WHAT YOU NEED TO DO:
All lines in the data bearing the string "from" should be identified and copied.
============================================================
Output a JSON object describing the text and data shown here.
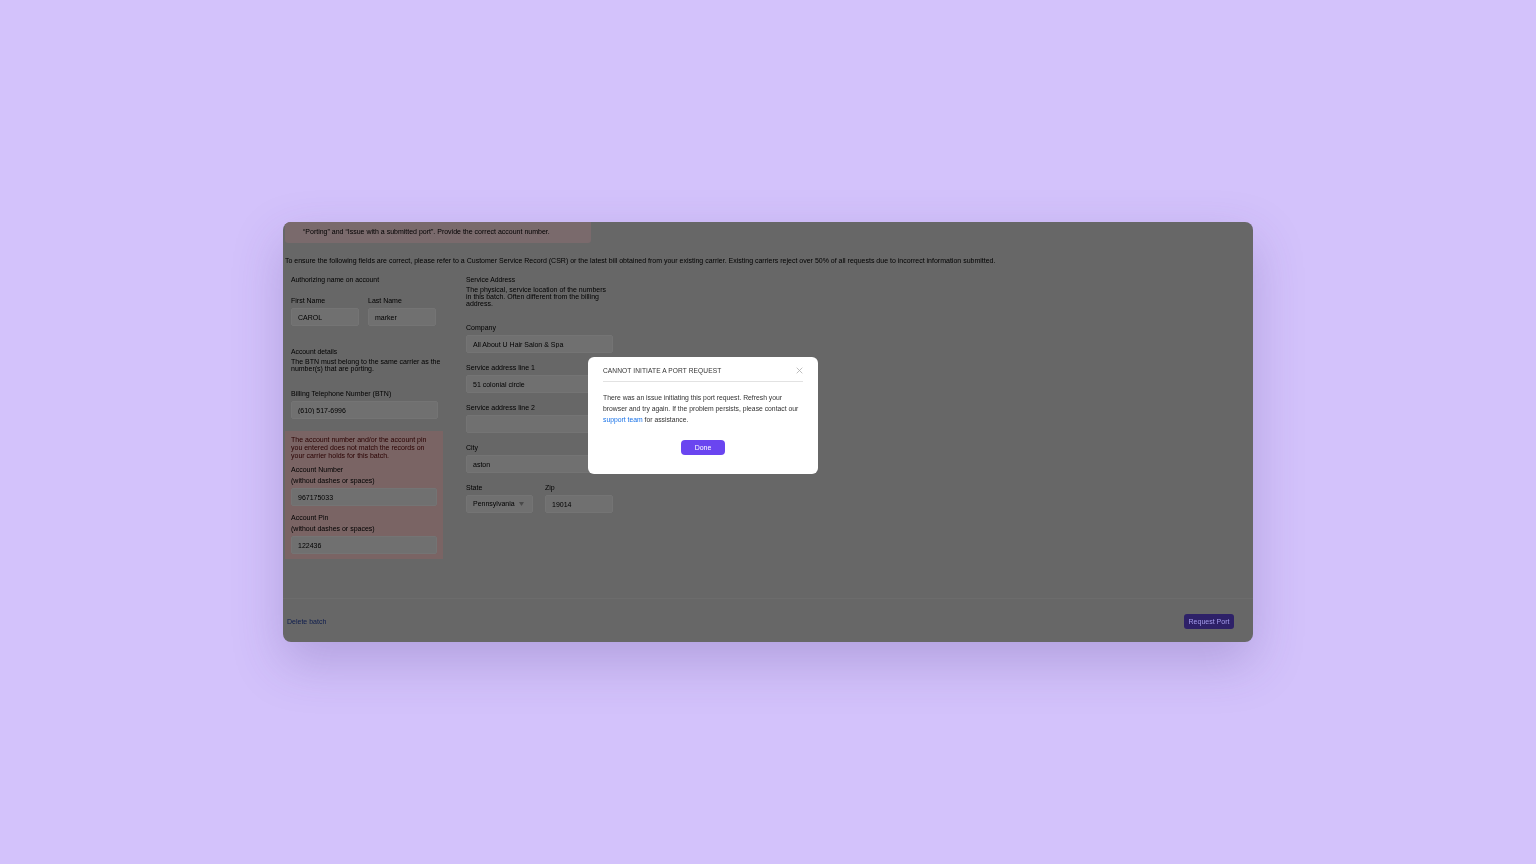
{
  "banner": {
    "text": "“Porting” and “Issue with a submitted port”. Provide the correct account number."
  },
  "intro": "To ensure the following fields are correct, please refer to a Customer Service Record (CSR) or the latest bill obtained from your existing carrier. Existing carriers reject over 50% of all requests due to incorrect information submitted.",
  "authorizing": {
    "heading": "Authorizing name on account",
    "fields": [
      {
        "label": "First Name",
        "value": "CAROL"
      },
      {
        "label": "Last Name",
        "value": "marker"
      }
    ]
  },
  "account_details": {
    "heading": "Account details",
    "description": "The BTN must belong to the same carrier as the number(s) that are porting.",
    "btn": {
      "label": "Billing Telephone Number (BTN)",
      "value": "(610) 517-6996"
    }
  },
  "account_error": {
    "message": "The account number and/or the account pin you entered does not match the records on your carrier holds for this batch.",
    "fields": [
      {
        "label": "Account Number",
        "hint": "(without dashes or spaces)",
        "value": "967175033"
      },
      {
        "label": "Account Pin",
        "hint": "(without dashes or spaces)",
        "value": "122436"
      }
    ]
  },
  "service_address": {
    "heading": "Service Address",
    "description": "The physical, service location of the numbers in this batch. Often different from the billing address.",
    "fields": [
      {
        "label": "Company",
        "value": "All About U Hair Salon & Spa"
      },
      {
        "label": "Service address line 1",
        "value": "51 colonial circle"
      },
      {
        "label": "Service address line 2"
      },
      {
        "label": "City",
        "value": "aston"
      }
    ],
    "state": {
      "label": "State",
      "value": "Pennsylvania"
    },
    "zip": {
      "label": "Zip",
      "value": "19014"
    }
  },
  "footer": {
    "delete_link": "Delete batch",
    "request_button": "Request Port"
  },
  "dialog": {
    "title": "CANNOT INITIATE A PORT REQUEST",
    "message_start": "There was an issue initiating this port request. Refresh your browser and try again. If the problem persists, please contact our",
    "link": "support team",
    "message_end": "for assistance.",
    "done_button": "Done"
  }
}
============================================================
FULL OUTPUT:
  "intro": "To ensure the following fields are correct, please refer to a Customer Service Record (CSR) or the latest bill obtained from your existing carrier. Existing carriers reject over 50% of all requests due to incorrect information submitted.",
    "description": "The physical, service location of the numbers in this batch. Often different from the billing address.",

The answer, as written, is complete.